WHAT YOU NEED TO DO. Check each line of the records below for the word "อาจารย" and copy those where it appears.

PROVIDED MATERIAL.
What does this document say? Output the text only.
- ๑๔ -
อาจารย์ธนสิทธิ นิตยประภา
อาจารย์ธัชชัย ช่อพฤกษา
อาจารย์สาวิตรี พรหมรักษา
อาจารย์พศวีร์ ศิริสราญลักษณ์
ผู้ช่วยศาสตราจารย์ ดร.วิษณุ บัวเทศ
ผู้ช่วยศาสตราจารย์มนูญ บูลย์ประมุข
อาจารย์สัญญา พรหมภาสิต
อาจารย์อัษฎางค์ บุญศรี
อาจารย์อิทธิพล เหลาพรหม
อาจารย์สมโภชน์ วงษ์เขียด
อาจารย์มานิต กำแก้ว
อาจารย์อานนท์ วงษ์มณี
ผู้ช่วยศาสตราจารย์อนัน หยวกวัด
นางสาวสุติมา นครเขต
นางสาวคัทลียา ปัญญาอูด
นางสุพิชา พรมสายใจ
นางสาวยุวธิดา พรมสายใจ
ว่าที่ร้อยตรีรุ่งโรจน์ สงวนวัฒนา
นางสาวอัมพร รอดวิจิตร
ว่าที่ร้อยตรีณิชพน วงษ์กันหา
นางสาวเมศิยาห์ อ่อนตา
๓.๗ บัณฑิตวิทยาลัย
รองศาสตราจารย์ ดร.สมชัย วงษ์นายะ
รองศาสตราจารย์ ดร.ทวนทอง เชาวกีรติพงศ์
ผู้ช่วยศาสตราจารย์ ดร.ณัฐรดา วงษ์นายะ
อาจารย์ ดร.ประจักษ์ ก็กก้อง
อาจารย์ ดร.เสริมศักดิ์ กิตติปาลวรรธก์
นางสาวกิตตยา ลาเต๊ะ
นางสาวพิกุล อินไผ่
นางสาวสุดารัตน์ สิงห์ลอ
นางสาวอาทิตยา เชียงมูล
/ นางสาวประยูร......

TASK OUTPUT.
อาจารย์ธนสิทธิ นิตยประภา
อาจารย์ธัชชัย ช่อพฤกษา
อาจารย์สาวิตรี พรหมรักษา
อาจารย์พศวีร์ ศิริสราญลักษณ์
อาจารย์สัญญา พรหมภาสิต
อาจารย์อัษฎางค์ บุญศรี
อาจารย์อิทธิพล เหลาพรหม
อาจารย์สมโภชน์ วงษ์เขียด
อาจารย์มานิต กำแก้ว
อาจารย์อานนท์ วงษ์มณี
อาจารย์ ดร.ประจักษ์ ก็กก้อง
อาจารย์ ดร.เสริมศักดิ์ กิตติปาลวรรธก์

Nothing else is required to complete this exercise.